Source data
*-*-*

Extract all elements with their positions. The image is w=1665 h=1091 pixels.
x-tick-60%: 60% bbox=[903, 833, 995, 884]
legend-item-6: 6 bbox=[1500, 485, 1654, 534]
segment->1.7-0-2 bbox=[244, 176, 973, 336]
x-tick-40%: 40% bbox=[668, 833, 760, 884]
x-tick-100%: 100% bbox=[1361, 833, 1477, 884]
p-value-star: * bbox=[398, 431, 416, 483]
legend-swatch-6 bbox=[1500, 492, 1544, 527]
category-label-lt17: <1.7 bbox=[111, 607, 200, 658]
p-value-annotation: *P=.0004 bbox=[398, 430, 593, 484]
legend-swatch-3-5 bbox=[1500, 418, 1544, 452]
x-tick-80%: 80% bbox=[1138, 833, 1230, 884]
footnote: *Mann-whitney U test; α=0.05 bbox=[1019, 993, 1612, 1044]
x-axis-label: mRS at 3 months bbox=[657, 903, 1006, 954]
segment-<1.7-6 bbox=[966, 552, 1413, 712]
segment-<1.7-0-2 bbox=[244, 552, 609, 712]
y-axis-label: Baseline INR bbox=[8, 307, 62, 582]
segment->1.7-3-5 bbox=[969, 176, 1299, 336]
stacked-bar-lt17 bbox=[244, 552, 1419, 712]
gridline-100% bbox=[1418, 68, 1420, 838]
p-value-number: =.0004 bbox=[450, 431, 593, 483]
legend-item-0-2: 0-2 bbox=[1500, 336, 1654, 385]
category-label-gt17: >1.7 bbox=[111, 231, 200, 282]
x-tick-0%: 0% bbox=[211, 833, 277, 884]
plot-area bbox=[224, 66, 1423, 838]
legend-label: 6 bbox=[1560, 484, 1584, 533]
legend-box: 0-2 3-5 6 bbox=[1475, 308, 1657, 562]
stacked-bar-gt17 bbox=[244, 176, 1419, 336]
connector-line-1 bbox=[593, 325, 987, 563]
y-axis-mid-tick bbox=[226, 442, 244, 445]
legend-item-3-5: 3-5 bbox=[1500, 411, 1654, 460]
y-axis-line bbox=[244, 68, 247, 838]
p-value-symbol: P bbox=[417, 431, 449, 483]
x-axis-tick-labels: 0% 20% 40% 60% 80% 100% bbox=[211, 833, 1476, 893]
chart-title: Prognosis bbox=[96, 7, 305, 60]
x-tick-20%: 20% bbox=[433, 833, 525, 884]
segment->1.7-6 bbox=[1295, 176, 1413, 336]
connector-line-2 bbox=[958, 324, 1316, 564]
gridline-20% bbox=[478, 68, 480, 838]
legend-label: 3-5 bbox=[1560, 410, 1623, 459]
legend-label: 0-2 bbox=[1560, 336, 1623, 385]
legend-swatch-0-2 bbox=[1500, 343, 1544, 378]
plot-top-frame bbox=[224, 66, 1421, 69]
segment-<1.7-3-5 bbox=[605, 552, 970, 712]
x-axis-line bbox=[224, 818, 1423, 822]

*-*-*

● **JOB**
Please reproduce the lines in the source data above without any changes.

● **CORRECT RESPONSE**
Extract all elements with their positions. The image is w=1665 h=1091 pixels.
x-tick-60%: 60% bbox=[903, 833, 995, 884]
legend-item-6: 6 bbox=[1500, 485, 1654, 534]
segment->1.7-0-2 bbox=[244, 176, 973, 336]
x-tick-40%: 40% bbox=[668, 833, 760, 884]
x-tick-100%: 100% bbox=[1361, 833, 1477, 884]
p-value-star: * bbox=[398, 431, 416, 483]
legend-swatch-6 bbox=[1500, 492, 1544, 527]
category-label-lt17: <1.7 bbox=[111, 607, 200, 658]
p-value-annotation: *P=.0004 bbox=[398, 430, 593, 484]
legend-swatch-3-5 bbox=[1500, 418, 1544, 452]
x-tick-80%: 80% bbox=[1138, 833, 1230, 884]
footnote: *Mann-whitney U test; α=0.05 bbox=[1019, 993, 1612, 1044]
x-axis-label: mRS at 3 months bbox=[657, 903, 1006, 954]
segment-<1.7-6 bbox=[966, 552, 1413, 712]
segment-<1.7-0-2 bbox=[244, 552, 609, 712]
y-axis-label: Baseline INR bbox=[8, 307, 62, 582]
segment->1.7-3-5 bbox=[969, 176, 1299, 336]
stacked-bar-lt17 bbox=[244, 552, 1419, 712]
gridline-100% bbox=[1418, 68, 1420, 838]
p-value-number: =.0004 bbox=[450, 431, 593, 483]
legend-item-0-2: 0-2 bbox=[1500, 336, 1654, 385]
category-label-gt17: >1.7 bbox=[111, 231, 200, 282]
x-tick-0%: 0% bbox=[211, 833, 277, 884]
plot-area bbox=[224, 66, 1423, 838]
legend-label: 6 bbox=[1560, 484, 1584, 533]
legend-box: 0-2 3-5 6 bbox=[1475, 308, 1657, 562]
stacked-bar-gt17 bbox=[244, 176, 1419, 336]
connector-line-1 bbox=[593, 325, 987, 563]
y-axis-mid-tick bbox=[226, 442, 244, 445]
legend-item-3-5: 3-5 bbox=[1500, 411, 1654, 460]
y-axis-line bbox=[244, 68, 247, 838]
p-value-symbol: P bbox=[417, 431, 449, 483]
x-axis-tick-labels: 0% 20% 40% 60% 80% 100% bbox=[211, 833, 1476, 893]
chart-title: Prognosis bbox=[96, 7, 305, 60]
x-tick-20%: 20% bbox=[433, 833, 525, 884]
segment->1.7-6 bbox=[1295, 176, 1413, 336]
connector-line-2 bbox=[958, 324, 1316, 564]
gridline-20% bbox=[478, 68, 480, 838]
legend-label: 3-5 bbox=[1560, 410, 1623, 459]
legend-label: 0-2 bbox=[1560, 336, 1623, 385]
legend-swatch-0-2 bbox=[1500, 343, 1544, 378]
plot-top-frame bbox=[224, 66, 1421, 69]
segment-<1.7-3-5 bbox=[605, 552, 970, 712]
x-axis-line bbox=[224, 818, 1423, 822]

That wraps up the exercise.